### EXERCISE DETAILS
Take each line containing the word "ylabel" and copy it.

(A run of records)
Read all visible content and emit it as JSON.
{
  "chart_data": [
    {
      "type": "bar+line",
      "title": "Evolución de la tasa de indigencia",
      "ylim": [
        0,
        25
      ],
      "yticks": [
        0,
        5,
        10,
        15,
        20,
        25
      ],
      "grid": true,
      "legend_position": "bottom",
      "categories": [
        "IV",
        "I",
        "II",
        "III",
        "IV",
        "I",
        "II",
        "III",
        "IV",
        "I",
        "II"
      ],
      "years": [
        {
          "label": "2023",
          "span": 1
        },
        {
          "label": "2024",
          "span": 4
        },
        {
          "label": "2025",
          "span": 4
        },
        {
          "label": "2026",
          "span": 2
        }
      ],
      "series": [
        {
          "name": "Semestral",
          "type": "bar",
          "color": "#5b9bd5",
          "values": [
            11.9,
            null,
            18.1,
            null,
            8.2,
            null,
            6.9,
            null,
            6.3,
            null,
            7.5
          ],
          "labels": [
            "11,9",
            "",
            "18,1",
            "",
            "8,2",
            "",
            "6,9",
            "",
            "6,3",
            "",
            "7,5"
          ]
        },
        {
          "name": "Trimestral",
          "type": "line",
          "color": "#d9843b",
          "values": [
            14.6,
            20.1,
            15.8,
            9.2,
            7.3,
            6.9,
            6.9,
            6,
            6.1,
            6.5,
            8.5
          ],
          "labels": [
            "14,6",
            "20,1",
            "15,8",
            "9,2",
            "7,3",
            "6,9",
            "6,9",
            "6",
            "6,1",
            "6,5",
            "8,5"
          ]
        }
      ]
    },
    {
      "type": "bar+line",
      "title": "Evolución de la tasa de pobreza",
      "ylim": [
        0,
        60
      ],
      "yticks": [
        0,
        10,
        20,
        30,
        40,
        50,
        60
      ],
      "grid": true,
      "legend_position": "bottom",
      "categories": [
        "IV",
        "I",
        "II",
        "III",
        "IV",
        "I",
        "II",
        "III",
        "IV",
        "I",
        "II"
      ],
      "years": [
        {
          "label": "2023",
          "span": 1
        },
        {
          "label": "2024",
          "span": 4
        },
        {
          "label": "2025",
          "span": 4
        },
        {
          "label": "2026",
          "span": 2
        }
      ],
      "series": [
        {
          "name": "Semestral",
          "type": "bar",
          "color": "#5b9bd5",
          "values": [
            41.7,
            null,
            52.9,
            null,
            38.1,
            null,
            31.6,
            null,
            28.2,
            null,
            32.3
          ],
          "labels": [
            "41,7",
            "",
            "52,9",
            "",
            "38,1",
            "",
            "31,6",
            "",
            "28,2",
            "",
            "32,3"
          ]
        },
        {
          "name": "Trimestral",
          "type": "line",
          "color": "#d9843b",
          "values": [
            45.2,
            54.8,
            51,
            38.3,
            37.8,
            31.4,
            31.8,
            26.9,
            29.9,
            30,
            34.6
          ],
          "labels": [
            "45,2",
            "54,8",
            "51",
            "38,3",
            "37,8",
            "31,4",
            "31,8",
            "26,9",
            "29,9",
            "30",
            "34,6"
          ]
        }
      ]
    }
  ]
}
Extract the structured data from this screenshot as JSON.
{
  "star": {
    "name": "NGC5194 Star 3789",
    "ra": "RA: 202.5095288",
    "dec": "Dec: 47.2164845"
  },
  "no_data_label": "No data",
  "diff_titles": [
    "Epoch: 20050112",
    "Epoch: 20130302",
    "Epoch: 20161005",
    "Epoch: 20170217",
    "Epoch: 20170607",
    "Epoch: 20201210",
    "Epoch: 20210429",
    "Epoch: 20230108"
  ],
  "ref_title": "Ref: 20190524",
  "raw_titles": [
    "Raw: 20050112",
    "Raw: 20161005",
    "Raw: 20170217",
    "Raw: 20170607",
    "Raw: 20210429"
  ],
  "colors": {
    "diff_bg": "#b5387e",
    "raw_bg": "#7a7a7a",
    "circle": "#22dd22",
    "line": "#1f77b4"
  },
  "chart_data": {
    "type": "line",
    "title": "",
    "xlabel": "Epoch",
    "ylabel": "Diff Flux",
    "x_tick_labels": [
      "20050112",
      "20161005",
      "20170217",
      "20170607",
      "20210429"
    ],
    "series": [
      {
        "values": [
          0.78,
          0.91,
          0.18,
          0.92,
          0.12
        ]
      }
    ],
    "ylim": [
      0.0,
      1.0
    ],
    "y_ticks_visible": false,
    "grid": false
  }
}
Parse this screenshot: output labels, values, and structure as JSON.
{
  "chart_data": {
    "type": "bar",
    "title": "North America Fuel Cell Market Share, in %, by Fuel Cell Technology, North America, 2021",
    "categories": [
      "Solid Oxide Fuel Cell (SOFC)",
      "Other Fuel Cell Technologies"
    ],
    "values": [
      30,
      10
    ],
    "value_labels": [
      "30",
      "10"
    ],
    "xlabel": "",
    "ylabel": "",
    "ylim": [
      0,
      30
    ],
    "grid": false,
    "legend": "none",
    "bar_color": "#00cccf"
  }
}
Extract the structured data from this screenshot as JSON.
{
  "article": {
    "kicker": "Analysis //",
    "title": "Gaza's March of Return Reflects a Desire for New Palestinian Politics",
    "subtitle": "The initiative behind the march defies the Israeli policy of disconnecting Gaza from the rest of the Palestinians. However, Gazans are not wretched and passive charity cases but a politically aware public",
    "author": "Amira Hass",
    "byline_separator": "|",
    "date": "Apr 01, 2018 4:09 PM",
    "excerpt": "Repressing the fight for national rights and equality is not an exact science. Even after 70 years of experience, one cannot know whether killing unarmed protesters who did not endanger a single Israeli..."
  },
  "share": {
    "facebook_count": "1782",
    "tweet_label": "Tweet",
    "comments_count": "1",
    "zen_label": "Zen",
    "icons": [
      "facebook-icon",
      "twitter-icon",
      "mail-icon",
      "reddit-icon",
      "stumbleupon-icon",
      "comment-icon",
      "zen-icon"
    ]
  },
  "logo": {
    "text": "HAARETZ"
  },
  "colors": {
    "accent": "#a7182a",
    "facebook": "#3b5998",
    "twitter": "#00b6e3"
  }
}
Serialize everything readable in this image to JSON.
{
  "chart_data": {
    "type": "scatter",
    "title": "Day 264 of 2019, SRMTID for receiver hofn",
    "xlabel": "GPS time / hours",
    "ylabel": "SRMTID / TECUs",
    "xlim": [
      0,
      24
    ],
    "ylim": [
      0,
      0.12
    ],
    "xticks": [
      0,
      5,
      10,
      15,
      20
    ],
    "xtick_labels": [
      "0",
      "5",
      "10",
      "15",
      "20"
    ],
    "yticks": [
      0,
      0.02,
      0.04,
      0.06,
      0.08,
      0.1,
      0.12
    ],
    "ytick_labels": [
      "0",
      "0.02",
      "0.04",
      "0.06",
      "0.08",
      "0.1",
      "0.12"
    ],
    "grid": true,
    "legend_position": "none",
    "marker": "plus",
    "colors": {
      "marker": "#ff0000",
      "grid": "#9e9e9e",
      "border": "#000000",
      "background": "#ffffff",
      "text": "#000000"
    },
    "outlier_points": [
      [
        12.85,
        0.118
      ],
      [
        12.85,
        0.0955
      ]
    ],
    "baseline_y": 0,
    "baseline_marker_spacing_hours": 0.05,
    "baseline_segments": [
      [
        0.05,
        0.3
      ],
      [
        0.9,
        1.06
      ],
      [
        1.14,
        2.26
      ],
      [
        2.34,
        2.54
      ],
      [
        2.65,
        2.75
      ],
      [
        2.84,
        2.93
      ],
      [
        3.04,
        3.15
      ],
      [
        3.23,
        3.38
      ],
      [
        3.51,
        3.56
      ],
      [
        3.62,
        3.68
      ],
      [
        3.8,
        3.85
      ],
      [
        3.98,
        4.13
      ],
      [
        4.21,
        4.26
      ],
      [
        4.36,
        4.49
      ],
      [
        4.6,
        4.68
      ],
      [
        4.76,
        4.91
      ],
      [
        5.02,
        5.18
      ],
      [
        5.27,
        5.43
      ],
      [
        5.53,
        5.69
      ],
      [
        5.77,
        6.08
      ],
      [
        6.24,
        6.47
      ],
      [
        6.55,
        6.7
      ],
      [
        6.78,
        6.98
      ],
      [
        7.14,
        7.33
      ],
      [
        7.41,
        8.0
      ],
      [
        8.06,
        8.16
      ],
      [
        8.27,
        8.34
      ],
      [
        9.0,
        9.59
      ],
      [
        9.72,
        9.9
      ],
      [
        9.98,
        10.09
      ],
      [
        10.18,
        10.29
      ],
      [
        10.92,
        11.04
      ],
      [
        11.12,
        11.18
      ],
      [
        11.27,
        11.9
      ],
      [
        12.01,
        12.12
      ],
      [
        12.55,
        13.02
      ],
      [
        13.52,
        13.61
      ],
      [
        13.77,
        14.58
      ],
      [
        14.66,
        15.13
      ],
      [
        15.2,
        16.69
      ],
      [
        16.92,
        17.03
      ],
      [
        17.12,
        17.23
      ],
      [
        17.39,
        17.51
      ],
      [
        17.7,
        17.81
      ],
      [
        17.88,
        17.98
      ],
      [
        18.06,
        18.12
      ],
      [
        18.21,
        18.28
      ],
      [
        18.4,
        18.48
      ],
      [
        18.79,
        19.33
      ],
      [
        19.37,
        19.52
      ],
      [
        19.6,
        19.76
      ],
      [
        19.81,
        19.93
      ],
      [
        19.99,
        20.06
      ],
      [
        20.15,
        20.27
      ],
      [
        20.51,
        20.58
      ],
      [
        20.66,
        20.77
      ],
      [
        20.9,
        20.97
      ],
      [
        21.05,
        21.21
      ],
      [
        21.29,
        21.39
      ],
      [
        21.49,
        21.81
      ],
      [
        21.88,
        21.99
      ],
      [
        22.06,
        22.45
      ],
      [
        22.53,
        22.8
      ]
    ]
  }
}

### RESULT OF THIS EXERCISE
    "ylabel": "Diff Flux",
    "ylabel": "",
    "ylabel": "SRMTID / TECUs",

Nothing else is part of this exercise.